# Stated exercise
Where a line contains the string "text", copy that line.

Extracted data entries
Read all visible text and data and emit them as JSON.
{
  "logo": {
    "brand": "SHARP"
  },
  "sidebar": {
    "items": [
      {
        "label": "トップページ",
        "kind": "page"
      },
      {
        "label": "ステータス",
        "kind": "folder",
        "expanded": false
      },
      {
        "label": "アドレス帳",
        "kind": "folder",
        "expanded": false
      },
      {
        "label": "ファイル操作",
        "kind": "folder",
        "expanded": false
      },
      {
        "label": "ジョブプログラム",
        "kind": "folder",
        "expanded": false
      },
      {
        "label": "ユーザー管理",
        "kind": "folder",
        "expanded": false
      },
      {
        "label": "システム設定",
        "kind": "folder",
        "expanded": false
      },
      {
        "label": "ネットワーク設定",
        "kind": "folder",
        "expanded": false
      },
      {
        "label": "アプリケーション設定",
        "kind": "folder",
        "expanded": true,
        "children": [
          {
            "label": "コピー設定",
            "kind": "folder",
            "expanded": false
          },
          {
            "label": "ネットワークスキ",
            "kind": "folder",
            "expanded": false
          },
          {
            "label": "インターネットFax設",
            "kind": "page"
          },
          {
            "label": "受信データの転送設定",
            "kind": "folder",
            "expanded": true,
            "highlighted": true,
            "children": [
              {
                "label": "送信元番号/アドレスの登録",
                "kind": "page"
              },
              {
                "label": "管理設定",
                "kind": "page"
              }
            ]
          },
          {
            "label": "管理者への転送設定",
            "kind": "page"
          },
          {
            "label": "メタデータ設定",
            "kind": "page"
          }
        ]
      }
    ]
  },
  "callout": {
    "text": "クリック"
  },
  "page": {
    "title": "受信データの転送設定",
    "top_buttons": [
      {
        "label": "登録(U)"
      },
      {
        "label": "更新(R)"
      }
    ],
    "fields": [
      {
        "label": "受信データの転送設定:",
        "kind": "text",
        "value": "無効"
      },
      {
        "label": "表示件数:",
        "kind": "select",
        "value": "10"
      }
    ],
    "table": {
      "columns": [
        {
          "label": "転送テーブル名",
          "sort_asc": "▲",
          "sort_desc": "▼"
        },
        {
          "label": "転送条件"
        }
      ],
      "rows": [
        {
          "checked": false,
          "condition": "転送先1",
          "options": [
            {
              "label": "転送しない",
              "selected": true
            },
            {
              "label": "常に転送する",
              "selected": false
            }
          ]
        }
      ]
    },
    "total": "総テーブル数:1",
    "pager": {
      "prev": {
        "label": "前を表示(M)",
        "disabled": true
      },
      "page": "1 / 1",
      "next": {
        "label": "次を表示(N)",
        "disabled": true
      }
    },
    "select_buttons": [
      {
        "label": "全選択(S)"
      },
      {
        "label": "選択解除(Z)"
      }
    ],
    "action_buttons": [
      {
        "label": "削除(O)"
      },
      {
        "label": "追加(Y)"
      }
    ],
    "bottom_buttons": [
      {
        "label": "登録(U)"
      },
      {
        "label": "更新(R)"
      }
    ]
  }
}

# Right answer
Read all visible text and data and emit them as JSON.
    "text": "クリック"
        "kind": "text",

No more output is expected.